> DESAFÍO A:
Transcriba sin alteración alguna las filas de datos comprendidas desde la que contiene "ebitda-chart-title: Скорр. EBITDA, (720, 65, 842, 82)" hasta la que contiene "page-title: Финансовый прогноз", ambas incluidas.

> TEXTO DEL DOCUMENTO:
++++++
Se introduce un airecito fresco por la puerta verde cada vez que el pequeño Brian la abre. Él, obviamente, no es un tipo de quedarse quieto, entonces va y viene, inocente y despreocupado del mundo y sus instancias. La casa es humilde pero acogedora, si se quiere. Tal vez por la calidad humana de la señora que allí vive.

El barrio está al sud este de la ciudad. Hace muy poquito nomás, terminaron de hacerle el asfalto. Es un gran salto al futuro, sin dudas. La mamá del chiquito en cuestión, se llama Cintia. Claro que igual podría llamarse Juana, o Carmen. Porque el tema de la identidad, no es aquí el destacado, el sobresaliente. O quizá, y después de todo, a lo mejor tengan ustedes razón, y sea importante la situación de los nombres y las realidades.
La dama es joven. Sin adornos ostentosos. Sin aditamentos suntuosos, apenas un crucifijo. Es ella de cara lavada, con rasgos curtidos. Se advierte que subió de a dos los escalones de la edad y de las responsabilidades. Su ropa, coherente con el entorno, es pulcra pero no de marca. A veces, la gente común, posee otras prioridades que fijarse en modas relucientes.
El mate amargo, claro, es el convidado infaltable. Y la charla amena surge sin remilgos. “No hay problemas, fumá tranquilo”, me autoriza. Las prohibiciones estúpidas no tienen vigencia en ciertos ámbitos cordiales.
Ella se vino a vivir a estos pagos, procurando trabajar y criar con decencia a su “peque”. El amor apareció de golpe cuando ella apenas contaba los quince años. Se fue de boca. Creyó en los cuentos de hadas y en el sueño acariciado de la existencia feliz, junto a él.
El pibe, de 18 años, había cruzado la frontera de la adolescencia y se portaba cual duque. Al menos eso era lo que ella divisaba, deslumbrada y contenta. Y pasó a mayores la relación. Cuando Cintia percibió los cambios hormonales e intuyó que era portadora de un novel ser, se lo comunicó a su “héroe”.
“La mirada de espanto que puso, no la olvidaré jamás”, recuerda hoy la mujer. Pegó el señorito media vuelta, esgrimiendo cualquier pueril excusa y ese fue el fin grotesco de la novela romántica. La familia de ella no quedó convencida de la situación tan acuciante y dejó prácticamente en soledad a la joven.
Entonces la criatura nació y Cintia decidió emigrar. “Buenos vientos soplan en Olavarría”, le dijeron y se largó al camino. Con más expectativas que certezas. Acá no la conocía nadie pero logró hacerse un lugarcito en medio de la tromba cotidiana de vecinos que corren con o sin agenda previa. Puestos a correr.
++++++
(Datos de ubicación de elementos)
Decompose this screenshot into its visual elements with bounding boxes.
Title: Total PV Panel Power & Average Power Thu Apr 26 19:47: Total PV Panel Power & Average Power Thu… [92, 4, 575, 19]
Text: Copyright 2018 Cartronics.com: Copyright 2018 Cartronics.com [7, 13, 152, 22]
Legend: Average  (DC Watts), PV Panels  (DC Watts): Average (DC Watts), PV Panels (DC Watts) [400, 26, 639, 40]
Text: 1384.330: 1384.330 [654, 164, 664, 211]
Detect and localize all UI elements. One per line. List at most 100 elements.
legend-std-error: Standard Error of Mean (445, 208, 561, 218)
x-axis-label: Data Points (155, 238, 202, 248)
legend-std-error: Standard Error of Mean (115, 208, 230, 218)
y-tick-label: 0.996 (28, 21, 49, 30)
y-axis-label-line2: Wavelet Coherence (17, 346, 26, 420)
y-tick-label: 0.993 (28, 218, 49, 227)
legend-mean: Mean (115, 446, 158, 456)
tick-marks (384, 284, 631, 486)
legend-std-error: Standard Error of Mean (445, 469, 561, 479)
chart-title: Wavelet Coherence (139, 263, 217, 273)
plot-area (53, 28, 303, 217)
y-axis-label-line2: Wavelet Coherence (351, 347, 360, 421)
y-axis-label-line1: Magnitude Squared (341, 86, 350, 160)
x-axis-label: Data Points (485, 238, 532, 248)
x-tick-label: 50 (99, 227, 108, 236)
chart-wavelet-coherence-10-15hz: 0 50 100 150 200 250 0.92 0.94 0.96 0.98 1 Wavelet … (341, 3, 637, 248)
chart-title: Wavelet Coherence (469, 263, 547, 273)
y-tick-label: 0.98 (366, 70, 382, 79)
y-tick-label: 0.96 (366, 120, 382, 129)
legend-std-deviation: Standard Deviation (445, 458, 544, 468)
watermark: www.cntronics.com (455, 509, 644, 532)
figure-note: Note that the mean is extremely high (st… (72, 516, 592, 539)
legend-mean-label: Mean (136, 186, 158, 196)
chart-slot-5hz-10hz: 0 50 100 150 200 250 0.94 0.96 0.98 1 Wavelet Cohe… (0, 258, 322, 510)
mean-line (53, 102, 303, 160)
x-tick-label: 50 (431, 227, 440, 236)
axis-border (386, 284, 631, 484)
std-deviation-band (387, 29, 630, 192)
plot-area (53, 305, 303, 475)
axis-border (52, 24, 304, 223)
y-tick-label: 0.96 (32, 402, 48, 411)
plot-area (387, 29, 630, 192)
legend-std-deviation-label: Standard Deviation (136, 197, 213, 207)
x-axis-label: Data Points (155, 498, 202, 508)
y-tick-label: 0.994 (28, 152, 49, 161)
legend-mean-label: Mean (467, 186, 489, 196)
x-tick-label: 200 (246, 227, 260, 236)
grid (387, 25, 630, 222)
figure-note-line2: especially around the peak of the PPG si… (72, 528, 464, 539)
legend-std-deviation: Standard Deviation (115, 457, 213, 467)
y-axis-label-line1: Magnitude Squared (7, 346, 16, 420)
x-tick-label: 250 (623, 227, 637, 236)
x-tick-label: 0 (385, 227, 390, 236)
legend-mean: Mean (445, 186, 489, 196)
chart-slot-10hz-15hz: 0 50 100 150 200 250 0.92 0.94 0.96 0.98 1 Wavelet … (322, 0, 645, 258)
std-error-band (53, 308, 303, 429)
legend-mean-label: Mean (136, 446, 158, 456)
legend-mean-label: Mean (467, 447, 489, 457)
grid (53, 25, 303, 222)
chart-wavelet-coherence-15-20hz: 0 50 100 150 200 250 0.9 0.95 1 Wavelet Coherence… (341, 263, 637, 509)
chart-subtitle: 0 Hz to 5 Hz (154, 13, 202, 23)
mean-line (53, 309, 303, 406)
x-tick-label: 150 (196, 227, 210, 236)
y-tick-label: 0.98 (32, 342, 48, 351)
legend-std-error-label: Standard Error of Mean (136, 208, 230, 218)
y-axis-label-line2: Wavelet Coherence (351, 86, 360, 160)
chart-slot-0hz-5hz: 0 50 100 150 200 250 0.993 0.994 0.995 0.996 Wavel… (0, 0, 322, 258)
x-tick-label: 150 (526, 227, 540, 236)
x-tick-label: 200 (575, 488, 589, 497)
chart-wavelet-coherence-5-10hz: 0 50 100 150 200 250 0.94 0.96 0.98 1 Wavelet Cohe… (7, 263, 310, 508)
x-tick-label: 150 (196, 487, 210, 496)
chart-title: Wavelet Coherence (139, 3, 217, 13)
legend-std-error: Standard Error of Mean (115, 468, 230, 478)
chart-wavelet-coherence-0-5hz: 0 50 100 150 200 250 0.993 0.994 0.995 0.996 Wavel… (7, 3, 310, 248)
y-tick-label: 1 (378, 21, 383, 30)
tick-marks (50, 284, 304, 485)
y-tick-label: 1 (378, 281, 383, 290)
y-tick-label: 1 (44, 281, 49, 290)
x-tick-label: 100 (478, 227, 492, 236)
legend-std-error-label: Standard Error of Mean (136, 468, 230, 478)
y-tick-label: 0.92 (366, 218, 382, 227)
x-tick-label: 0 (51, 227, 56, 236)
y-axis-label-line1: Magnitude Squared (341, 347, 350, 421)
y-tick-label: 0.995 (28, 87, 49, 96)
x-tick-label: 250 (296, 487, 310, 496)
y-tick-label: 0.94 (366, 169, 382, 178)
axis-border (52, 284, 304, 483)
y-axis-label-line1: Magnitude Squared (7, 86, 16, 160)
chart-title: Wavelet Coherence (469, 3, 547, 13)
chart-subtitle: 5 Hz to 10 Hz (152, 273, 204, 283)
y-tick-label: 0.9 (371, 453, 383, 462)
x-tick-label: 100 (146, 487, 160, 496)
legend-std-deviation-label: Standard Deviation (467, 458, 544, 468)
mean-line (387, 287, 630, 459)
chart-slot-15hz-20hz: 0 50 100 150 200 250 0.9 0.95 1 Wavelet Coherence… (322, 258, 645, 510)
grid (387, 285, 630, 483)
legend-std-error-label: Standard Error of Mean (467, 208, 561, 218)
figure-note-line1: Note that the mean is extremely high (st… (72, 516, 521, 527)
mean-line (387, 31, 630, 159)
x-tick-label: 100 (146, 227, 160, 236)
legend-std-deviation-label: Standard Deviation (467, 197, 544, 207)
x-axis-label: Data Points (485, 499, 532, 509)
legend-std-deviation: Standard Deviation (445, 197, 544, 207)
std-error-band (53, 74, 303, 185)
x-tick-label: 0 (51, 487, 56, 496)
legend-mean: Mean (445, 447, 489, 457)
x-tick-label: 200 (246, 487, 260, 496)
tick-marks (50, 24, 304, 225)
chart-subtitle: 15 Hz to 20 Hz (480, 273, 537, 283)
++++++
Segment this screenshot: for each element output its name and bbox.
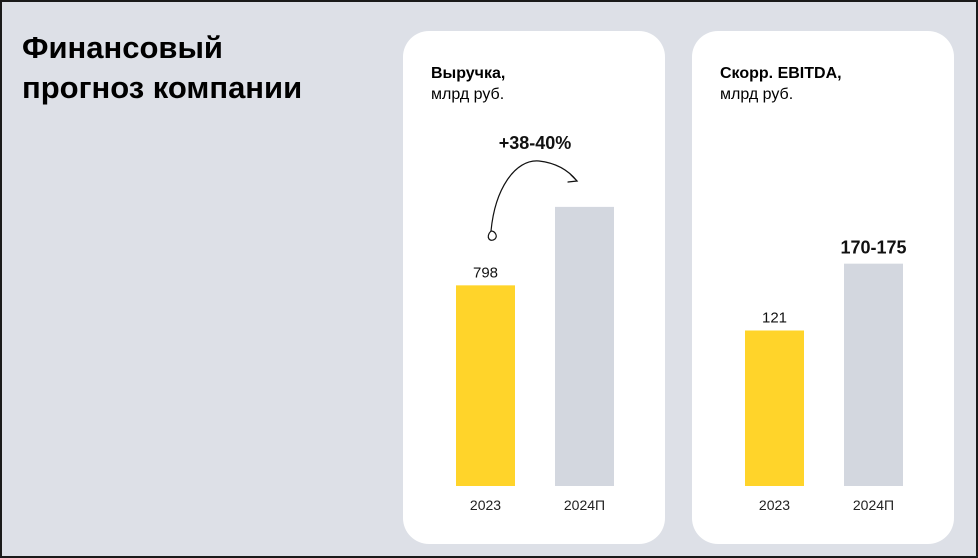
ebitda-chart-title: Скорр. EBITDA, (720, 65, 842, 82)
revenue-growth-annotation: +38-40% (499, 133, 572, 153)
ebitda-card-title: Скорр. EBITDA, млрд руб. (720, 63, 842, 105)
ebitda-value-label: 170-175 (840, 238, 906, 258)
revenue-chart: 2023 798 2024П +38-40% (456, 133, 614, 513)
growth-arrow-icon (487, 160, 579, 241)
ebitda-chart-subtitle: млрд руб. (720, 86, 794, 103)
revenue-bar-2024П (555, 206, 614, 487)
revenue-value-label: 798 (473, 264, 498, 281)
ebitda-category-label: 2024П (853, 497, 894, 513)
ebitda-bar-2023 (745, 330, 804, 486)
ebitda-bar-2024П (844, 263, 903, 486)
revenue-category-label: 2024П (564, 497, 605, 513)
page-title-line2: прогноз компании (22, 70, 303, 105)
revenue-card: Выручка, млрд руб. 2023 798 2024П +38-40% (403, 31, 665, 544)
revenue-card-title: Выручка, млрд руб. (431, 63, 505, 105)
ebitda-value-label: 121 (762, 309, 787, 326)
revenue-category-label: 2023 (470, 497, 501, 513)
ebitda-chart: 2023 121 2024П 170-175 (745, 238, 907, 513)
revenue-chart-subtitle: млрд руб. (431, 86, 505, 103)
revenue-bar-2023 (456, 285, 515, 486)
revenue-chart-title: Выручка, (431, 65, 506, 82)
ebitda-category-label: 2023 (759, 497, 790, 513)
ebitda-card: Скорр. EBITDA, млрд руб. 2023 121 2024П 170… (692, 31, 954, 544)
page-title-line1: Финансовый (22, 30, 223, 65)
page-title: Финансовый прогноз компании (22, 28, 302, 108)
++++++
> DESAFÍO B:
Extraiga literalmente del texto todo el pasaje que va desde "Ella se vino" hasta "a la joven.".

> RESPUESTA CORRECTA A:
ebitda-chart-title: Скорр. EBITDA, (720, 65, 842, 82)
revenue-growth-annotation: +38-40% (499, 133, 572, 153)
ebitda-card-title: Скорр. EBITDA, млрд руб. (720, 63, 842, 105)
ebitda-value-label: 170-175 (840, 238, 906, 258)
revenue-chart: 2023 798 2024П +38-40% (456, 133, 614, 513)
growth-arrow-icon (487, 160, 579, 241)
ebitda-chart-subtitle: млрд руб. (720, 86, 794, 103)
revenue-bar-2024П (555, 206, 614, 487)
revenue-value-label: 798 (473, 264, 498, 281)
ebitda-category-label: 2024П (853, 497, 894, 513)
ebitda-bar-2023 (745, 330, 804, 486)
ebitda-bar-2024П (844, 263, 903, 486)
revenue-category-label: 2024П (564, 497, 605, 513)
page-title-line2: прогноз компании (22, 70, 303, 105)
revenue-card: Выручка, млрд руб. 2023 798 2024П +38-40% (403, 31, 665, 544)
revenue-card-title: Выручка, млрд руб. (431, 63, 505, 105)
ebitda-value-label: 121 (762, 309, 787, 326)
revenue-category-label: 2023 (470, 497, 501, 513)
ebitda-chart: 2023 121 2024П 170-175 (745, 238, 907, 513)
revenue-chart-subtitle: млрд руб. (431, 86, 505, 103)
revenue-bar-2023 (456, 285, 515, 486)
revenue-chart-title: Выручка, (431, 65, 506, 82)
ebitda-category-label: 2023 (759, 497, 790, 513)
ebitda-card: Скорр. EBITDA, млрд руб. 2023 121 2024П 170… (692, 31, 954, 544)
page-title-line1: Финансовый (22, 30, 223, 65)
page-title: Финансовый прогноз компании (22, 28, 302, 108)

> RESPUESTA CORRECTA B:
Ella se vino a vivir a estos pagos, procurando trabajar y criar con decencia a su “peque”. El amor apareció de golpe cuando ella apenas contaba los quince años. Se fue de boca. Creyó en los cuentos de hadas y en el sueño acariciado de la existencia feliz, junto a él.
El pibe, de 18 años, había cruzado la frontera de la adolescencia y se portaba cual duque. Al menos eso era lo que ella divisaba, deslumbrada y contenta. Y pasó a mayores la relación. Cuando Cintia percibió los cambios hormonales e intuyó que era portadora de un novel ser, se lo comunicó a su “héroe”.
“La mirada de espanto que puso, no la olvidaré jamás”, recuerda hoy la mujer. Pegó el señorito media vuelta, esgrimiendo cualquier pueril excusa y ese fue el fin grotesco de la novela romántica. La familia de ella no quedó convencida de la situación tan acuciante y dejó prácticamente en soledad a la joven.